Extract, from the listing that follows, each line containing the word "this".

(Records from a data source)
.....
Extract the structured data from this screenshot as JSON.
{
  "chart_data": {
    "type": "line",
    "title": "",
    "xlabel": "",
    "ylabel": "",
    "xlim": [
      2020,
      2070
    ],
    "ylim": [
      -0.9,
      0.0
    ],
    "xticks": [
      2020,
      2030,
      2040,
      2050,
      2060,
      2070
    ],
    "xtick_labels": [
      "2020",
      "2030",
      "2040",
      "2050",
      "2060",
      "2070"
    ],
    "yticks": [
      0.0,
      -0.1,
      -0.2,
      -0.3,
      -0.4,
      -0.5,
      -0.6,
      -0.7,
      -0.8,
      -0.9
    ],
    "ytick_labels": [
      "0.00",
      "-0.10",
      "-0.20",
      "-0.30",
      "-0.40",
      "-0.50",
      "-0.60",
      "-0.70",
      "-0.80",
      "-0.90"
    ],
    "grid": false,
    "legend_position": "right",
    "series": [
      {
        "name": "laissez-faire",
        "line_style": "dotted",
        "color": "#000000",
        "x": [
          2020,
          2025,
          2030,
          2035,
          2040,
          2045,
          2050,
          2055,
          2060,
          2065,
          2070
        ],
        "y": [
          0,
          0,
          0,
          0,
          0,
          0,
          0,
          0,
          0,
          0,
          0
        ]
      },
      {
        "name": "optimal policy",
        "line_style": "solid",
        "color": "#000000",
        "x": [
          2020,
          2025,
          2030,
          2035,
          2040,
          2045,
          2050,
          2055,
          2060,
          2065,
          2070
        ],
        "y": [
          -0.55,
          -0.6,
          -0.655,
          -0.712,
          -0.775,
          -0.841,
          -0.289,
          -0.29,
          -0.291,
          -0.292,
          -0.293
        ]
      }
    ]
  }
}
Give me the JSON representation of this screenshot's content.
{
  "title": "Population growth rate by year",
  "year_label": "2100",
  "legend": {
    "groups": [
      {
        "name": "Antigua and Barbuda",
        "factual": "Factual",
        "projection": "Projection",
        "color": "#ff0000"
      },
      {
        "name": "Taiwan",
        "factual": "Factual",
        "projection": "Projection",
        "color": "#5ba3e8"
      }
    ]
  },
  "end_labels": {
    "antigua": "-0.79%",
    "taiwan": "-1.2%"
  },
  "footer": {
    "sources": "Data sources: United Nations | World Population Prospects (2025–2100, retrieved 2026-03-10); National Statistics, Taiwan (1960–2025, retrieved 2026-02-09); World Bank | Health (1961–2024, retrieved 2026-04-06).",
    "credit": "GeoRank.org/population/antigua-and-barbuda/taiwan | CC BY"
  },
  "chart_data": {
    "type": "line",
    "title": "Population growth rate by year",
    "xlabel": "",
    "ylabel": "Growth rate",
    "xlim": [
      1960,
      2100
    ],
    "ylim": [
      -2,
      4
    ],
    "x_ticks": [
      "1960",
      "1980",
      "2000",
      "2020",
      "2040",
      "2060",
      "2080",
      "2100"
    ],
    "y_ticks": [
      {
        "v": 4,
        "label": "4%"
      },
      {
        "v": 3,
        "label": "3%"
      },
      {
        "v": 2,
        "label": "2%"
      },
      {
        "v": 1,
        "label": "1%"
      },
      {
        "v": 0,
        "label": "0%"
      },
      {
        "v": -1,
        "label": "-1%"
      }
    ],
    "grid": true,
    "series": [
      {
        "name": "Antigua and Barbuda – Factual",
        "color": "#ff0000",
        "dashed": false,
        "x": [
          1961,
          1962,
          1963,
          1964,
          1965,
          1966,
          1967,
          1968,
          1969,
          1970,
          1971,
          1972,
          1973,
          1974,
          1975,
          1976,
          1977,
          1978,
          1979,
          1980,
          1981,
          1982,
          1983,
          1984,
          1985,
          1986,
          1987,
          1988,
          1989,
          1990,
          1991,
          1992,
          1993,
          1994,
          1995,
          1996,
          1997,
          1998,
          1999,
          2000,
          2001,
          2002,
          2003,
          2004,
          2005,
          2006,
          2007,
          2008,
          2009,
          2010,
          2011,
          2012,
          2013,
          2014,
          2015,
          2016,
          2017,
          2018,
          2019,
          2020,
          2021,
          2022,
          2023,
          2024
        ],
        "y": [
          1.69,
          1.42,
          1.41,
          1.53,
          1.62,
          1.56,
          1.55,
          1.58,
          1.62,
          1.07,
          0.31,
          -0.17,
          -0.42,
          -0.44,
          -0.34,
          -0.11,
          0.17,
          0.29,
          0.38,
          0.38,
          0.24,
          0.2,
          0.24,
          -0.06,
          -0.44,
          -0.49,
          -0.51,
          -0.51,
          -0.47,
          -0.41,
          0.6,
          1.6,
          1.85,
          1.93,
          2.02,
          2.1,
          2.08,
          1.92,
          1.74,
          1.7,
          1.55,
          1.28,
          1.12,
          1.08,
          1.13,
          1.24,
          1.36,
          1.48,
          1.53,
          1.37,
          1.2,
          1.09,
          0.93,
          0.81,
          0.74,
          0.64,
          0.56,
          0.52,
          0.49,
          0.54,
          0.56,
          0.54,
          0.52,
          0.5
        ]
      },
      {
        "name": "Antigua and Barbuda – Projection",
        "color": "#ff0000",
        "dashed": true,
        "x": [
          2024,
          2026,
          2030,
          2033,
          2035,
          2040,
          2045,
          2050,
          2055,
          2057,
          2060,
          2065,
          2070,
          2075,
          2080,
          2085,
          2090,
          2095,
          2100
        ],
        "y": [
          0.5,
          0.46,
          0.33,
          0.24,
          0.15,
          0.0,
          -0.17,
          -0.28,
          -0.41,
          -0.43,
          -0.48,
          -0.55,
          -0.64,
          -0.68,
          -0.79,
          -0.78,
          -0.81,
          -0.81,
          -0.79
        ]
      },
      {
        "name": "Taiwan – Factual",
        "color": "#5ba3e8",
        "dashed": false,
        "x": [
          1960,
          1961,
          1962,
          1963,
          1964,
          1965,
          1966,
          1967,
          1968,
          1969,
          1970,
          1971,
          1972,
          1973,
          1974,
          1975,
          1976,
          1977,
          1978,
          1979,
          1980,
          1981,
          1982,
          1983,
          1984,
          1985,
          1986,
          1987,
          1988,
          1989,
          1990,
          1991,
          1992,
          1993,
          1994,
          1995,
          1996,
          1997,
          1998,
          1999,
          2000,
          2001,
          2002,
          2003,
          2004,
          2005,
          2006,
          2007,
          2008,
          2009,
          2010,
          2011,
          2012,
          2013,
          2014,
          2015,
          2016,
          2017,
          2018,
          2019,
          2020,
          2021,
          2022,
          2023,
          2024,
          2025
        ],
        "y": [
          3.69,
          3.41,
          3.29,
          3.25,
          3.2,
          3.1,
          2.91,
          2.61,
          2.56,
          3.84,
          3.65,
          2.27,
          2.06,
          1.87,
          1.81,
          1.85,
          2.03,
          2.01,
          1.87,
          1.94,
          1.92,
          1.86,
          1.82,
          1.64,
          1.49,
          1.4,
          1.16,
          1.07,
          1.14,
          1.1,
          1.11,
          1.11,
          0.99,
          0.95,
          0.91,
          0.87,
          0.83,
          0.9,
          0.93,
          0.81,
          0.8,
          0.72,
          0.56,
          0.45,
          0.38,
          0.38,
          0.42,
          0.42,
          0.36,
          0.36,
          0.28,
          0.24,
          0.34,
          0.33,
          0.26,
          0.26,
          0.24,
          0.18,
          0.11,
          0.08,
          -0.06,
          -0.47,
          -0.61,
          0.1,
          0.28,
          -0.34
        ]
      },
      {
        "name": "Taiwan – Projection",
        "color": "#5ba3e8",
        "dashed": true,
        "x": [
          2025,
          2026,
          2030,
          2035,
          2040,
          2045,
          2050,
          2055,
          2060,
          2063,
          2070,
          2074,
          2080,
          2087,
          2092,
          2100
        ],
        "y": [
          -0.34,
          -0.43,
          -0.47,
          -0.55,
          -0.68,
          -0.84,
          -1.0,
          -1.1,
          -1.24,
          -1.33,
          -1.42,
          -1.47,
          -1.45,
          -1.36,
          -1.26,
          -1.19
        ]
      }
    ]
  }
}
.....
- Answer -
Extract the structured data from this screenshot as JSON.
Give me the JSON representation of this screenshot's content.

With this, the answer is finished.